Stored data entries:
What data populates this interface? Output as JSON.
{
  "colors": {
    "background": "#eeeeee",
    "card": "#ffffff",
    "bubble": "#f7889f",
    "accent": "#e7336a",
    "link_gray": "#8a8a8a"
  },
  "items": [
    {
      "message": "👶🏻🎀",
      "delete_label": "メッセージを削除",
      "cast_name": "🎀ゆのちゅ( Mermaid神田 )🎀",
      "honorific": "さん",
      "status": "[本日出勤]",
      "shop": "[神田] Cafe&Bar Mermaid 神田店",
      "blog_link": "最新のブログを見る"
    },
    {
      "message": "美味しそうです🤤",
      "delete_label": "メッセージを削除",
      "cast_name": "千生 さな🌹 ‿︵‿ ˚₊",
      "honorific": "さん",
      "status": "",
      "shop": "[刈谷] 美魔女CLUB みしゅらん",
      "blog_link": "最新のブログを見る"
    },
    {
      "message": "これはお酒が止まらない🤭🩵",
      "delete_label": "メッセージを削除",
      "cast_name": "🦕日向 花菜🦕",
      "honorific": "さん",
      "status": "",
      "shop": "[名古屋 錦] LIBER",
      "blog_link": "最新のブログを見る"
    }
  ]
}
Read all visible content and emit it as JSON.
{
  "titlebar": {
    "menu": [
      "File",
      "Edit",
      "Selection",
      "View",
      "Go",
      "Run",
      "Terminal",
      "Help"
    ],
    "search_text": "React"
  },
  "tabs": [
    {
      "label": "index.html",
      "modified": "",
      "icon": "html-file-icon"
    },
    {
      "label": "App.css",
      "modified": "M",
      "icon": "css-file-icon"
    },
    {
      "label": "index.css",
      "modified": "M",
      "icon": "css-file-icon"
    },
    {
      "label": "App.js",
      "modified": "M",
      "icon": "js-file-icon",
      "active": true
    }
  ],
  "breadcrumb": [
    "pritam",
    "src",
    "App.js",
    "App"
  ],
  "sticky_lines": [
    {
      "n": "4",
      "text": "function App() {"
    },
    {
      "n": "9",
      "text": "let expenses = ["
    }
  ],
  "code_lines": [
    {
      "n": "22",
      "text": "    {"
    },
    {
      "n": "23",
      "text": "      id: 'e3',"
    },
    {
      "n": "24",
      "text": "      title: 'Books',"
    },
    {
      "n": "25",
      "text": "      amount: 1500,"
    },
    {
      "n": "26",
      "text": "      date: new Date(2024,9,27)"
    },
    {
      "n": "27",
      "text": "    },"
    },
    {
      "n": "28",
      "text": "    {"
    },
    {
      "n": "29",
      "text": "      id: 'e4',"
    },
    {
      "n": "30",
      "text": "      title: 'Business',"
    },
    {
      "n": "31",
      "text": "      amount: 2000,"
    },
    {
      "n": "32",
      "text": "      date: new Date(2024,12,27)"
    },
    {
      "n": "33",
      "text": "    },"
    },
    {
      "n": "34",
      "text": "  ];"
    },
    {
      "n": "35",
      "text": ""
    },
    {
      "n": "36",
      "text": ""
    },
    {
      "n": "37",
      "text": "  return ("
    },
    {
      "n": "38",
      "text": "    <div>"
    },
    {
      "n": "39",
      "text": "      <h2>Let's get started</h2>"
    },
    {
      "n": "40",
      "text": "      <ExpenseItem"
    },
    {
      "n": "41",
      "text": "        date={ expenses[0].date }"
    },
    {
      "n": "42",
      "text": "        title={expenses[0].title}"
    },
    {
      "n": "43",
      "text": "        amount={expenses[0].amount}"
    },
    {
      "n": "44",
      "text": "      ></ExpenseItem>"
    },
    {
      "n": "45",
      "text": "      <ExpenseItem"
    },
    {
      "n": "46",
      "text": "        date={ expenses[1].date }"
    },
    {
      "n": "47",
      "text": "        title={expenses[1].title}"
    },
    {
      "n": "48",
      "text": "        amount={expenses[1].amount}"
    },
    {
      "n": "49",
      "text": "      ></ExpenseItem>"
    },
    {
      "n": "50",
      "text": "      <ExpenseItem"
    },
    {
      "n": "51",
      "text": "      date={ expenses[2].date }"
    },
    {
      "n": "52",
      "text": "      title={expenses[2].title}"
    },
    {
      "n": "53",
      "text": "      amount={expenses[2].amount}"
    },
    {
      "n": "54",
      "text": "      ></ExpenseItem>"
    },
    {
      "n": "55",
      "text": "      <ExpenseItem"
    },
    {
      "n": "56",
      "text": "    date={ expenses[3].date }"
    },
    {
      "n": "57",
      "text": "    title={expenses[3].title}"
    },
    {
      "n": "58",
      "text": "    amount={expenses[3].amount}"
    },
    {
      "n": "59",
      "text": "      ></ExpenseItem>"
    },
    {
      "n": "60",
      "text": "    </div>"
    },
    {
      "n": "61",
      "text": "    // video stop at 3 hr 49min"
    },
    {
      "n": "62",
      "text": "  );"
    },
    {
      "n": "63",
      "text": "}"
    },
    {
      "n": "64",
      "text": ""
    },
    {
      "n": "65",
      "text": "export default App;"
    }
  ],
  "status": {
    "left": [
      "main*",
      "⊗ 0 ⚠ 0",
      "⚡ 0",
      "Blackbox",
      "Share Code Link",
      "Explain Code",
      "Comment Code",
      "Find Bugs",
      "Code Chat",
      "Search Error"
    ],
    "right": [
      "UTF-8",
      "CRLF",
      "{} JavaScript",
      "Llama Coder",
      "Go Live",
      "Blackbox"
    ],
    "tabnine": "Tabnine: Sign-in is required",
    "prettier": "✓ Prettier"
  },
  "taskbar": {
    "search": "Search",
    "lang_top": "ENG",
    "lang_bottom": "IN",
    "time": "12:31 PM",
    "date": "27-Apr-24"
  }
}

Given exercise =
All of the entries must be written out exactly as they stand.

Complete output =
What data populates this interface? Output as JSON.
{
  "colors": {
    "background": "#eeeeee",
    "card": "#ffffff",
    "bubble": "#f7889f",
    "accent": "#e7336a",
    "link_gray": "#8a8a8a"
  },
  "items": [
    {
      "message": "👶🏻🎀",
      "delete_label": "メッセージを削除",
      "cast_name": "🎀ゆのちゅ( Mermaid神田 )🎀",
      "honorific": "さん",
      "status": "[本日出勤]",
      "shop": "[神田] Cafe&Bar Mermaid 神田店",
      "blog_link": "最新のブログを見る"
    },
    {
      "message": "美味しそうです🤤",
      "delete_label": "メッセージを削除",
      "cast_name": "千生 さな🌹 ‿︵‿ ˚₊",
      "honorific": "さん",
      "status": "",
      "shop": "[刈谷] 美魔女CLUB みしゅらん",
      "blog_link": "最新のブログを見る"
    },
    {
      "message": "これはお酒が止まらない🤭🩵",
      "delete_label": "メッセージを削除",
      "cast_name": "🦕日向 花菜🦕",
      "honorific": "さん",
      "status": "",
      "shop": "[名古屋 錦] LIBER",
      "blog_link": "最新のブログを見る"
    }
  ]
}
Read all visible content and emit it as JSON.
{
  "titlebar": {
    "menu": [
      "File",
      "Edit",
      "Selection",
      "View",
      "Go",
      "Run",
      "Terminal",
      "Help"
    ],
    "search_text": "React"
  },
  "tabs": [
    {
      "label": "index.html",
      "modified": "",
      "icon": "html-file-icon"
    },
    {
      "label": "App.css",
      "modified": "M",
      "icon": "css-file-icon"
    },
    {
      "label": "index.css",
      "modified": "M",
      "icon": "css-file-icon"
    },
    {
      "label": "App.js",
      "modified": "M",
      "icon": "js-file-icon",
      "active": true
    }
  ],
  "breadcrumb": [
    "pritam",
    "src",
    "App.js",
    "App"
  ],
  "sticky_lines": [
    {
      "n": "4",
      "text": "function App() {"
    },
    {
      "n": "9",
      "text": "let expenses = ["
    }
  ],
  "code_lines": [
    {
      "n": "22",
      "text": "    {"
    },
    {
      "n": "23",
      "text": "      id: 'e3',"
    },
    {
      "n": "24",
      "text": "      title: 'Books',"
    },
    {
      "n": "25",
      "text": "      amount: 1500,"
    },
    {
      "n": "26",
      "text": "      date: new Date(2024,9,27)"
    },
    {
      "n": "27",
      "text": "    },"
    },
    {
      "n": "28",
      "text": "    {"
    },
    {
      "n": "29",
      "text": "      id: 'e4',"
    },
    {
      "n": "30",
      "text": "      title: 'Business',"
    },
    {
      "n": "31",
      "text": "      amount: 2000,"
    },
    {
      "n": "32",
      "text": "      date: new Date(2024,12,27)"
    },
    {
      "n": "33",
      "text": "    },"
    },
    {
      "n": "34",
      "text": "  ];"
    },
    {
      "n": "35",
      "text": ""
    },
    {
      "n": "36",
      "text": ""
    },
    {
      "n": "37",
      "text": "  return ("
    },
    {
      "n": "38",
      "text": "    <div>"
    },
    {
      "n": "39",
      "text": "      <h2>Let's get started</h2>"
    },
    {
      "n": "40",
      "text": "      <ExpenseItem"
    },
    {
      "n": "41",
      "text": "        date={ expenses[0].date }"
    },
    {
      "n": "42",
      "text": "        title={expenses[0].title}"
    },
    {
      "n": "43",
      "text": "        amount={expenses[0].amount}"
    },
    {
      "n": "44",
      "text": "      ></ExpenseItem>"
    },
    {
      "n": "45",
      "text": "      <ExpenseItem"
    },
    {
      "n": "46",
      "text": "        date={ expenses[1].date }"
    },
    {
      "n": "47",
      "text": "        title={expenses[1].title}"
    },
    {
      "n": "48",
      "text": "        amount={expenses[1].amount}"
    },
    {
      "n": "49",
      "text": "      ></ExpenseItem>"
    },
    {
      "n": "50",
      "text": "      <ExpenseItem"
    },
    {
      "n": "51",
      "text": "      date={ expenses[2].date }"
    },
    {
      "n": "52",
      "text": "      title={expenses[2].title}"
    },
    {
      "n": "53",
      "text": "      amount={expenses[2].amount}"
    },
    {
      "n": "54",
      "text": "      ></ExpenseItem>"
    },
    {
      "n": "55",
      "text": "      <ExpenseItem"
    },
    {
      "n": "56",
      "text": "    date={ expenses[3].date }"
    },
    {
      "n": "57",
      "text": "    title={expenses[3].title}"
    },
    {
      "n": "58",
      "text": "    amount={expenses[3].amount}"
    },
    {
      "n": "59",
      "text": "      ></ExpenseItem>"
    },
    {
      "n": "60",
      "text": "    </div>"
    },
    {
      "n": "61",
      "text": "    // video stop at 3 hr 49min"
    },
    {
      "n": "62",
      "text": "  );"
    },
    {
      "n": "63",
      "text": "}"
    },
    {
      "n": "64",
      "text": ""
    },
    {
      "n": "65",
      "text": "export default App;"
    }
  ],
  "status": {
    "left": [
      "main*",
      "⊗ 0 ⚠ 0",
      "⚡ 0",
      "Blackbox",
      "Share Code Link",
      "Explain Code",
      "Comment Code",
      "Find Bugs",
      "Code Chat",
      "Search Error"
    ],
    "right": [
      "UTF-8",
      "CRLF",
      "{} JavaScript",
      "Llama Coder",
      "Go Live",
      "Blackbox"
    ],
    "tabnine": "Tabnine: Sign-in is required",
    "prettier": "✓ Prettier"
  },
  "taskbar": {
    "search": "Search",
    "lang_top": "ENG",
    "lang_bottom": "IN",
    "time": "12:31 PM",
    "date": "27-Apr-24"
  }
}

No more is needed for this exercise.